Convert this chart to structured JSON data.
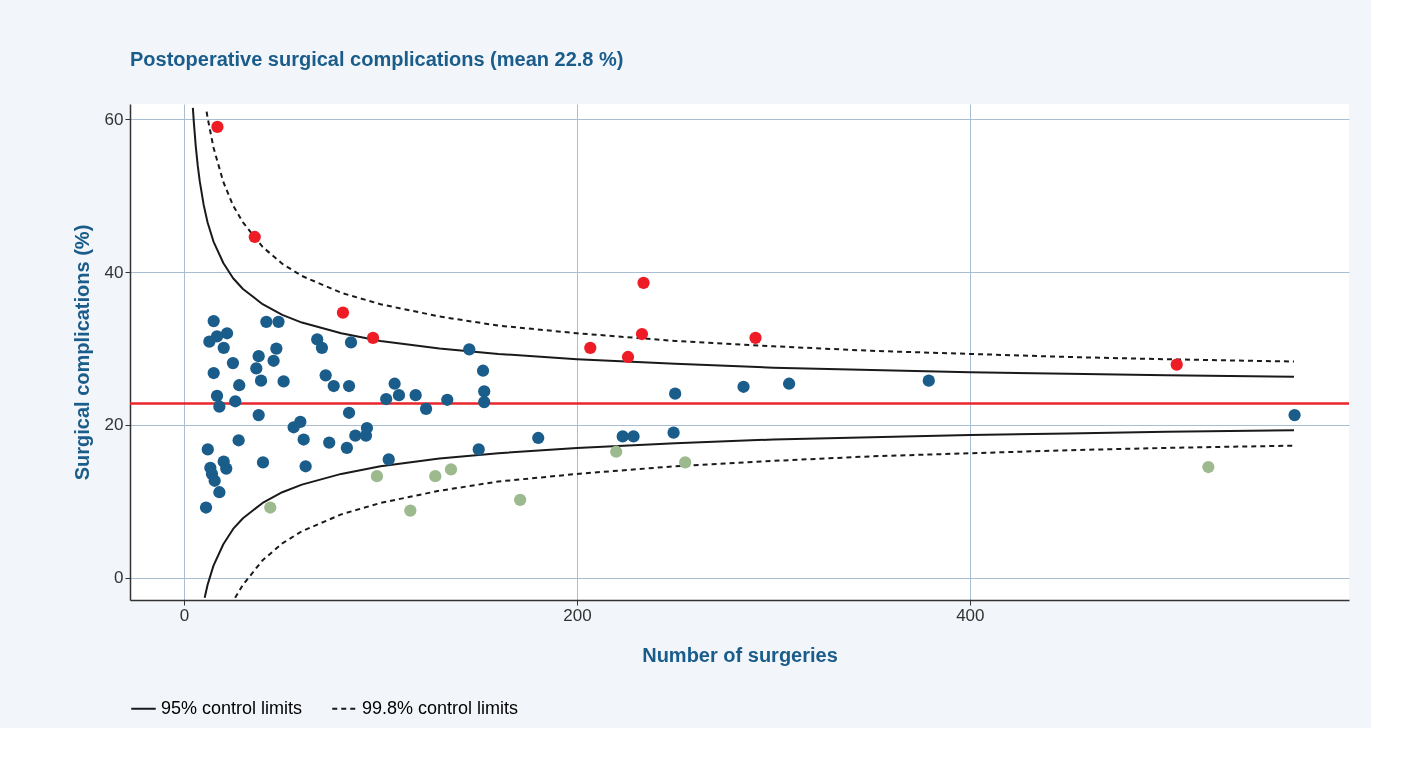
{
  "chart_data": {
    "type": "scatter",
    "title": "Postoperative surgical complications (mean 22.8 %)",
    "xlabel": "Number of surgeries",
    "ylabel": "Surgical complications (%)",
    "xlim": [
      -27.5,
      593
    ],
    "xticks": [
      0,
      200,
      400
    ],
    "ylim": [
      -2.9,
      62
    ],
    "yticks": [
      0,
      20,
      40,
      60
    ],
    "grid": true,
    "legend": "bottom",
    "marker": "circle",
    "series": [
      {
        "color": "#1a5c8a",
        "x": [
          15.1,
          12.9,
          16.8,
          21.9,
          20.2,
          24.9,
          15.1,
          28.1,
          16.8,
          18.0,
          26.1,
          38.0,
          38.0,
          36.8,
          39.2,
          41.9,
          48.1,
          47.0,
          45.6,
          50.7,
          27.8,
          12.1,
          13.4,
          20.2,
          21.5,
          14.2,
          15.6,
          18.0,
          11.2,
          40.2,
          61.9,
          60.9,
          55.8,
          59.2,
          73.9,
          67.8,
          70.2,
          72.1,
          76.2,
          85.0,
          84.0,
          84.0,
          82.9,
          87.2,
          92.6,
          93.1,
          102.9,
          104.2,
          145.2,
          152.2,
          152.8,
          152.8,
          150.0,
          134.0,
          123.2,
          117.9,
          107.2,
          109.4,
          180.3,
          250.0,
          284.8,
          308.0,
          223.3,
          228.8,
          249.2,
          379.1,
          565.3
        ],
        "values": [
          33.6,
          30.9,
          31.6,
          32.0,
          30.1,
          28.1,
          26.8,
          25.2,
          23.8,
          22.4,
          23.1,
          21.3,
          29.0,
          27.4,
          25.8,
          33.5,
          33.5,
          30.0,
          28.4,
          25.7,
          18.0,
          16.8,
          14.4,
          15.2,
          14.3,
          13.6,
          12.7,
          11.2,
          9.2,
          15.1,
          14.6,
          18.1,
          19.7,
          20.4,
          17.7,
          31.2,
          30.1,
          26.5,
          25.1,
          30.8,
          25.1,
          21.6,
          17.0,
          18.6,
          18.6,
          19.6,
          23.4,
          15.5,
          29.9,
          27.1,
          24.4,
          23.0,
          16.8,
          23.3,
          22.1,
          23.9,
          25.4,
          23.9,
          18.3,
          24.1,
          25.0,
          25.4,
          18.5,
          18.5,
          19.0,
          25.8,
          21.3
        ]
      },
      {
        "color": "#ee1c25",
        "x": [
          17.0,
          36.0,
          80.9,
          96.2,
          206.8,
          226.0,
          233.1,
          233.9,
          290.9,
          505.3
        ],
        "values": [
          59.0,
          44.6,
          34.7,
          31.4,
          30.1,
          28.9,
          31.9,
          38.6,
          31.4,
          27.9
        ]
      },
      {
        "color": "#9dba8f",
        "x": [
          43.9,
          98.2,
          115.2,
          127.9,
          135.9,
          171.1,
          220.0,
          255.1,
          521.4
        ],
        "values": [
          9.2,
          13.3,
          8.8,
          13.3,
          14.2,
          10.2,
          16.5,
          15.1,
          14.5
        ]
      },
      {
        "type": "line",
        "name": "95% control limits",
        "color": "#1a1a1a",
        "line_style": "solid",
        "marker": "none",
        "x": [
          4.5,
          5,
          6,
          7,
          8,
          10,
          12,
          15,
          20,
          25,
          30,
          40,
          50,
          60,
          80,
          100,
          130,
          160,
          200,
          250,
          300,
          350,
          400,
          450,
          500,
          565
        ],
        "values": [
          61.5,
          59.6,
          56.4,
          53.9,
          51.9,
          48.8,
          46.5,
          44.0,
          41.2,
          39.2,
          37.8,
          35.8,
          34.4,
          33.4,
          32.0,
          31.0,
          30.0,
          29.3,
          28.6,
          28.0,
          27.5,
          27.2,
          26.9,
          26.7,
          26.5,
          26.3
        ]
      },
      {
        "type": "line",
        "color": "#1a1a1a",
        "line_style": "solid",
        "marker": "none",
        "x": [
          10.5,
          12,
          15,
          20,
          25,
          30,
          40,
          50,
          60,
          80,
          100,
          130,
          160,
          200,
          250,
          300,
          350,
          400,
          450,
          500,
          565
        ],
        "values": [
          -2.6,
          -0.9,
          1.6,
          4.4,
          6.4,
          7.8,
          9.8,
          11.2,
          12.2,
          13.6,
          14.6,
          15.6,
          16.3,
          17.0,
          17.6,
          18.1,
          18.4,
          18.7,
          18.9,
          19.1,
          19.3
        ]
      },
      {
        "type": "line",
        "name": "99.8% control limits",
        "color": "#1a1a1a",
        "line_style": "dashed",
        "marker": "none",
        "x": [
          11.5,
          12,
          15,
          20,
          25,
          30,
          40,
          50,
          60,
          80,
          100,
          130,
          160,
          200,
          250,
          300,
          350,
          400,
          450,
          500,
          565
        ],
        "values": [
          61.0,
          60.2,
          56.3,
          51.8,
          48.7,
          46.5,
          43.3,
          41.1,
          39.5,
          37.3,
          35.8,
          34.2,
          33.0,
          32.0,
          31.0,
          30.3,
          29.7,
          29.3,
          28.9,
          28.6,
          28.3
        ]
      },
      {
        "type": "line",
        "color": "#1a1a1a",
        "line_style": "dashed",
        "marker": "none",
        "x": [
          26,
          30,
          40,
          50,
          60,
          80,
          100,
          130,
          160,
          200,
          250,
          300,
          350,
          400,
          450,
          500,
          565
        ],
        "values": [
          -2.6,
          -0.9,
          2.3,
          4.5,
          6.1,
          8.3,
          9.8,
          11.4,
          12.6,
          13.6,
          14.6,
          15.3,
          15.9,
          16.3,
          16.7,
          17.0,
          17.3
        ]
      }
    ],
    "ref_lines": [
      {
        "axis": "y",
        "value": 22.8,
        "color": "#e8262b"
      }
    ]
  }
}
======
Work to do – Copy each line of the records that contains the word "name".

Written solution –
        "name": "95% control limits",
        "name": "99.8% control limits",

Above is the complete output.